= Recorded data =
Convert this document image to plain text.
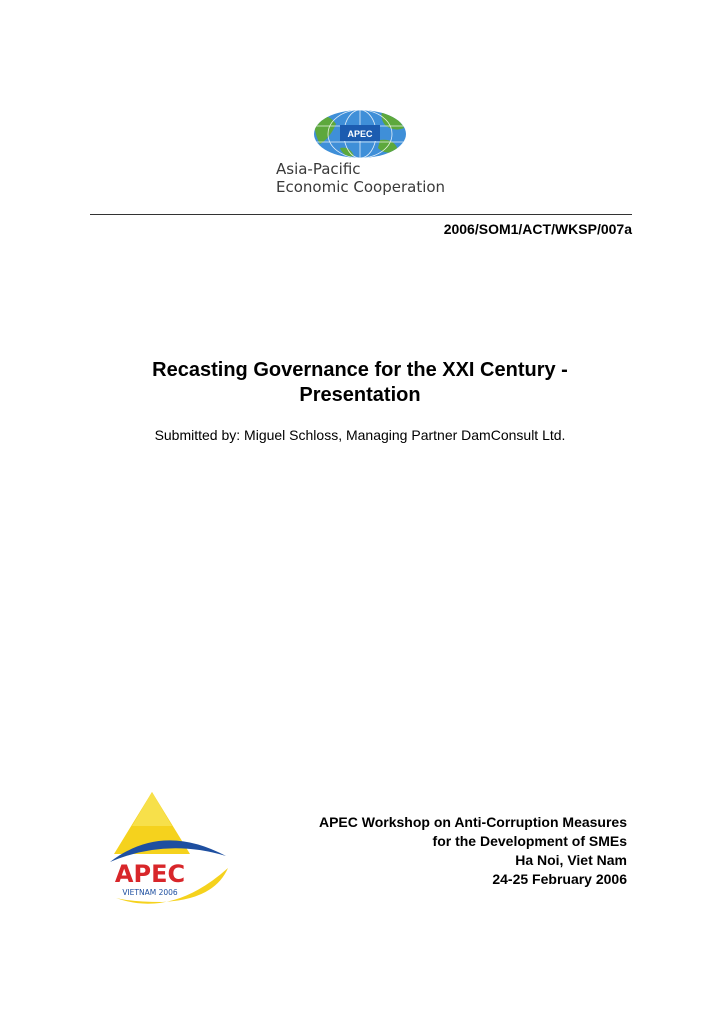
APEC
Asia-Pacific
Economic Cooperation
2006/SOM1/ACT/WKSP/007a
Recasting Governance for the XXI Century -
Presentation
Submitted by: Miguel Schloss, Managing Partner DamConsult Ltd.
APEC
VIETNAM 2006
APEC Workshop on Anti-Corruption Measures
for the Development of SMEs
Ha Noi, Viet Nam
24-25 February 2006
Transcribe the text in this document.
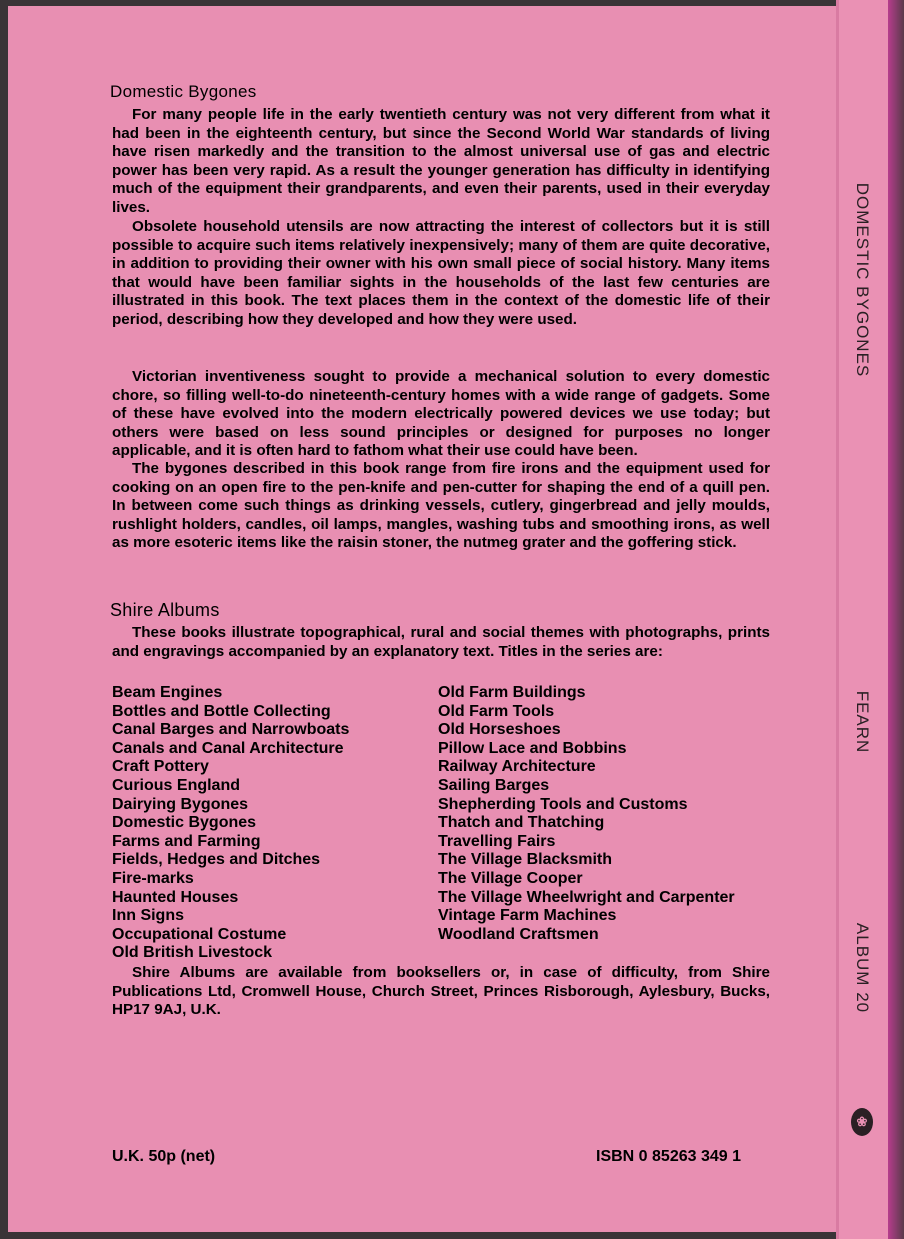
DOMESTIC BYGONES
FEARN
ALBUM 20
❀
Domestic Bygones

For many people life in the early twentieth century was not very different from what it had been in the eighteenth century, but since the Second World War standards of living have risen markedly and the transition to the almost universal use of gas and electric power has been very rapid. As a result the younger generation has difficulty in identifying much of the equipment their grandparents, and even their parents, used in their everyday lives.

Obsolete household utensils are now attracting the interest of collectors but it is still possible to acquire such items relatively inexpensively; many of them are quite decorative, in addition to providing their owner with his own small piece of social history. Many items that would have been familiar sights in the households of the last few centuries are illustrated in this book. The text places them in the context of the domestic life of their period, describing how they developed and how they were used.

Victorian inventiveness sought to provide a mechanical solution to every domestic chore, so filling well-to-do nineteenth-century homes with a wide range of gadgets. Some of these have evolved into the modern electrically powered devices we use today; but others were based on less sound principles or designed for purposes no longer applicable, and it is often hard to fathom what their use could have been.

The bygones described in this book range from fire irons and the equipment used for cooking on an open fire to the pen-knife and pen-cutter for shaping the end of a quill pen. In between come such things as drinking vessels, cutlery, gingerbread and jelly moulds, rushlight holders, candles, oil lamps, mangles, washing tubs and smoothing irons, as well as more esoteric items like the raisin stoner, the nutmeg grater and the goffering stick.

Shire Albums

These books illustrate topographical, rural and social themes with photographs, prints and engravings accompanied by an explanatory text. Titles in the series are:

Beam Engines
Bottles and Bottle Collecting
Canal Barges and Narrowboats
Canals and Canal Architecture
Craft Pottery
Curious England
Dairying Bygones
Domestic Bygones
Farms and Farming
Fields, Hedges and Ditches
Fire-marks
Haunted Houses
Inn Signs
Occupational Costume
Old British Livestock
Old Farm Buildings
Old Farm Tools
Old Horseshoes
Pillow Lace and Bobbins
Railway Architecture
Sailing Barges
Shepherding Tools and Customs
Thatch and Thatching
Travelling Fairs
The Village Blacksmith
The Village Cooper
The Village Wheelwright and Carpenter
Vintage Farm Machines
Woodland Craftsmen

Shire Albums are available from booksellers or, in case of difficulty, from Shire Publications Ltd, Cromwell House, Church Street, Princes Risborough, Aylesbury, Bucks, HP17 9AJ, U.K.

U.K. 50p (net)	ISBN 0 85263 349 1
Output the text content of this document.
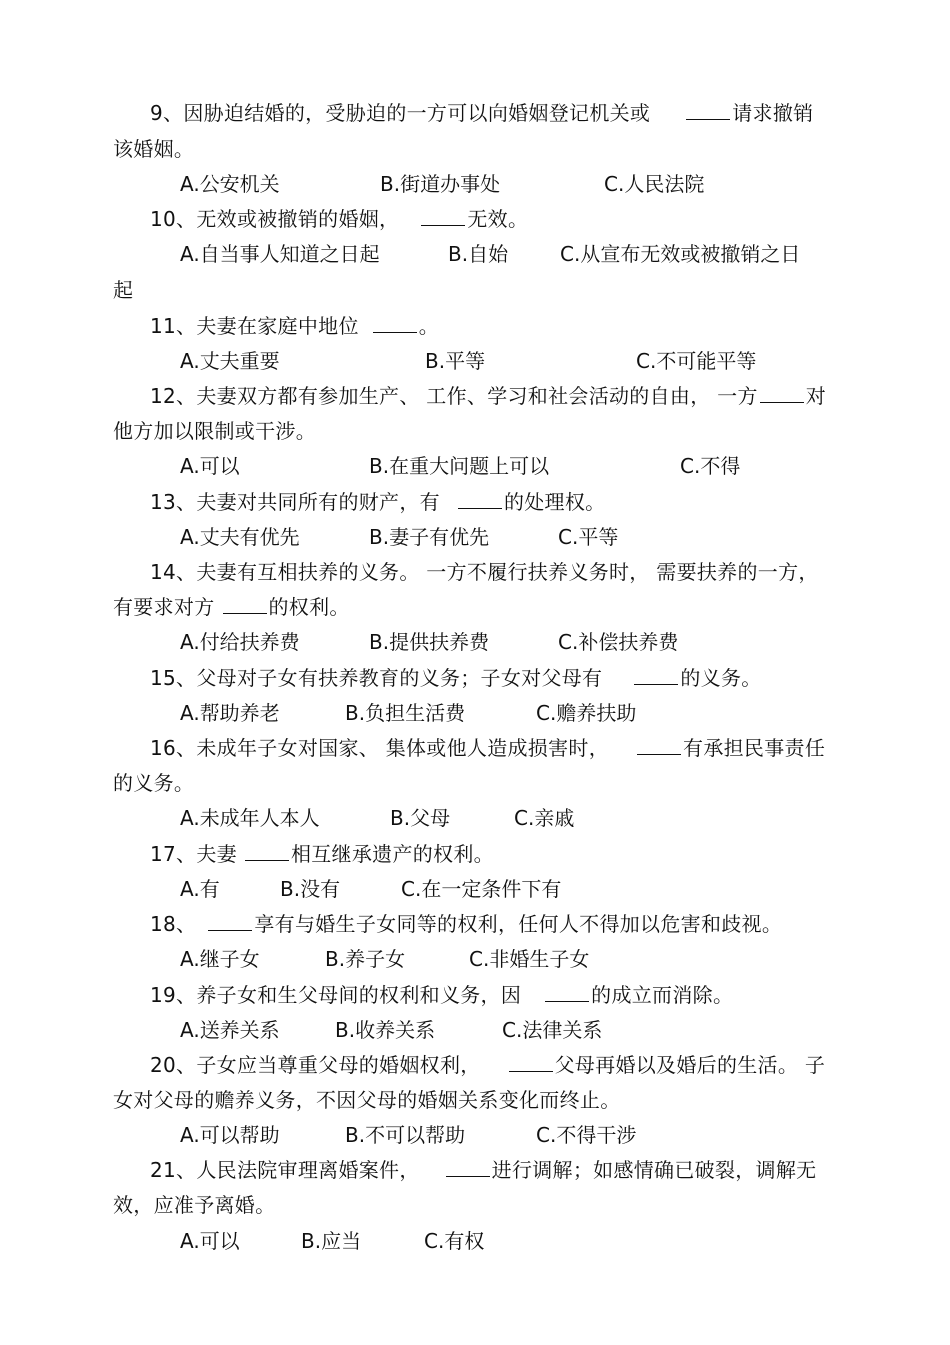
9、因胁迫结婚的，受胁迫的一方可以向婚姻登记机关或	请求撤销
该婚姻。
A.公安机关	B.街道办事处	C.人民法院
10、无效或被撤销的婚姻，	无效。
A.自当事人知道之日起	B.自始	C.从宣布无效或被撤销之日
起
11、夫妻在家庭中地位	。
A.丈夫重要	B.平等	C.不可能平等
12、夫妻双方都有参加生产、 工作、学习和社会活动的自由， 一方 对
他方加以限制或干涉。
A.可以	B.在重大问题上可以	C.不得
13、夫妻对共同所有的财产，有	的处理权。
A.丈夫有优先	B.妻子有优先	C.平等
14、夫妻有互相扶养的义务。 一方不履行扶养义务时， 需要扶养的一方，
有要求对方	的权利。
A.付给扶养费	B.提供扶养费	C.补偿扶养费
15、父母对子女有扶养教育的义务；子女对父母有	的义务。
A.帮助养老	B.负担生活费	C.赡养扶助
16、未成年子女对国家、 集体或他人造成损害时，	有承担民事责任
的义务。
A.未成年人本人	B.父母	C.亲戚
17、夫妻	相互继承遗产的权利。
A.有	B.没有	C.在一定条件下有
18、	享有与婚生子女同等的权利，任何人不得加以危害和歧视。
A.继子女	B.养子女	C.非婚生子女
19、养子女和生父母间的权利和义务，因	的成立而消除。
A.送养关系	B.收养关系	C.法律关系
20、子女应当尊重父母的婚姻权利，	父母再婚以及婚后的生活。 子
女对父母的赡养义务，不因父母的婚姻关系变化而终止。
A.可以帮助	B.不可以帮助	C.不得干涉
21、人民法院审理离婚案件，	进行调解；如感情确已破裂，调解无
效，应准予离婚。
A.可以	B.应当	C.有权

= EXERCISE INSTRUCTIONS =
Which lines above contain the word "Village"? Copy each of them.

= WRITTEN RESPONSE =
The Village Blacksmith
The Village Cooper
The Village Wheelwright and Carpenter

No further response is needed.